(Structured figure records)
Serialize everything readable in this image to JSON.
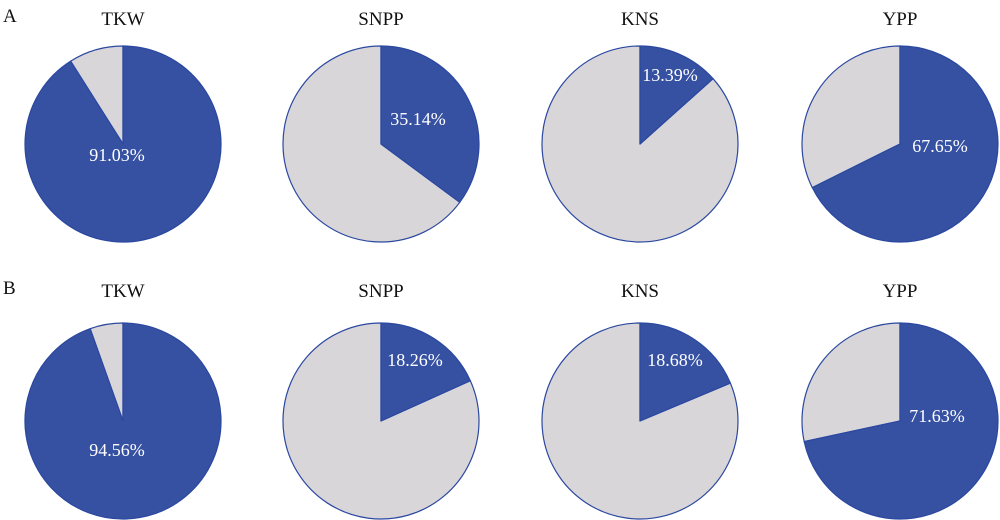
{
  "colors": {
    "highlight": "#3651a2",
    "remainder": "#d9d6da",
    "edge": "#2b48a0",
    "label": "#ffffff",
    "text": "#111111"
  },
  "chart_data": [
    {
      "type": "pie",
      "panel": "A",
      "title": "TKW",
      "values": [
        91.03,
        8.97
      ],
      "label": "91.03%"
    },
    {
      "type": "pie",
      "panel": "A",
      "title": "SNPP",
      "values": [
        35.14,
        64.86
      ],
      "label": "35.14%"
    },
    {
      "type": "pie",
      "panel": "A",
      "title": "KNS",
      "values": [
        13.39,
        86.61
      ],
      "label": "13.39%"
    },
    {
      "type": "pie",
      "panel": "A",
      "title": "YPP",
      "values": [
        67.65,
        32.35
      ],
      "label": "67.65%"
    },
    {
      "type": "pie",
      "panel": "B",
      "title": "TKW",
      "values": [
        94.56,
        5.44
      ],
      "label": "94.56%"
    },
    {
      "type": "pie",
      "panel": "B",
      "title": "SNPP",
      "values": [
        18.26,
        81.74
      ],
      "label": "18.26%"
    },
    {
      "type": "pie",
      "panel": "B",
      "title": "KNS",
      "values": [
        18.68,
        81.32
      ],
      "label": "18.68%"
    },
    {
      "type": "pie",
      "panel": "B",
      "title": "YPP",
      "values": [
        71.63,
        28.37
      ],
      "label": "71.63%"
    }
  ],
  "panels": [
    {
      "letter": "A"
    },
    {
      "letter": "B"
    }
  ]
}
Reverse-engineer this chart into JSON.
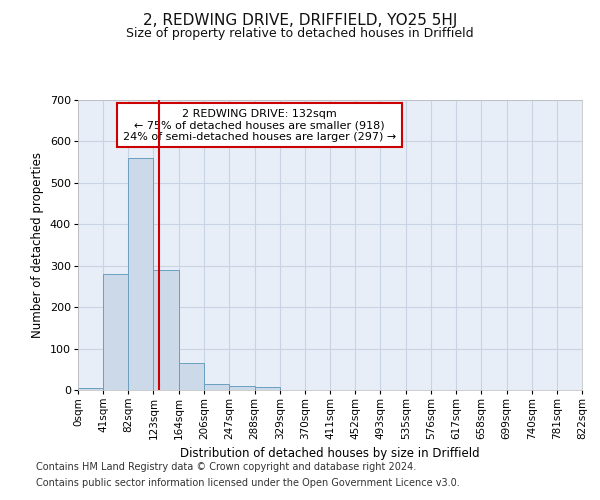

- [Exercise instructions] Restate each of the entries above word for word and skip every image.

- [Solution for this task]
Serialize everything readable in this image to JSON.
{
  "colors": {
    "highlight": "#3651a2",
    "remainder": "#d9d6da",
    "edge": "#2b48a0",
    "label": "#ffffff",
    "text": "#111111"
  },
  "chart_data": [
    {
      "type": "pie",
      "panel": "A",
      "title": "TKW",
      "values": [
        91.03,
        8.97
      ],
      "label": "91.03%"
    },
    {
      "type": "pie",
      "panel": "A",
      "title": "SNPP",
      "values": [
        35.14,
        64.86
      ],
      "label": "35.14%"
    },
    {
      "type": "pie",
      "panel": "A",
      "title": "KNS",
      "values": [
        13.39,
        86.61
      ],
      "label": "13.39%"
    },
    {
      "type": "pie",
      "panel": "A",
      "title": "YPP",
      "values": [
        67.65,
        32.35
      ],
      "label": "67.65%"
    },
    {
      "type": "pie",
      "panel": "B",
      "title": "TKW",
      "values": [
        94.56,
        5.44
      ],
      "label": "94.56%"
    },
    {
      "type": "pie",
      "panel": "B",
      "title": "SNPP",
      "values": [
        18.26,
        81.74
      ],
      "label": "18.26%"
    },
    {
      "type": "pie",
      "panel": "B",
      "title": "KNS",
      "values": [
        18.68,
        81.32
      ],
      "label": "18.68%"
    },
    {
      "type": "pie",
      "panel": "B",
      "title": "YPP",
      "values": [
        71.63,
        28.37
      ],
      "label": "71.63%"
    }
  ],
  "panels": [
    {
      "letter": "A"
    },
    {
      "letter": "B"
    }
  ]
}
Reverse-engineer this chart into JSON.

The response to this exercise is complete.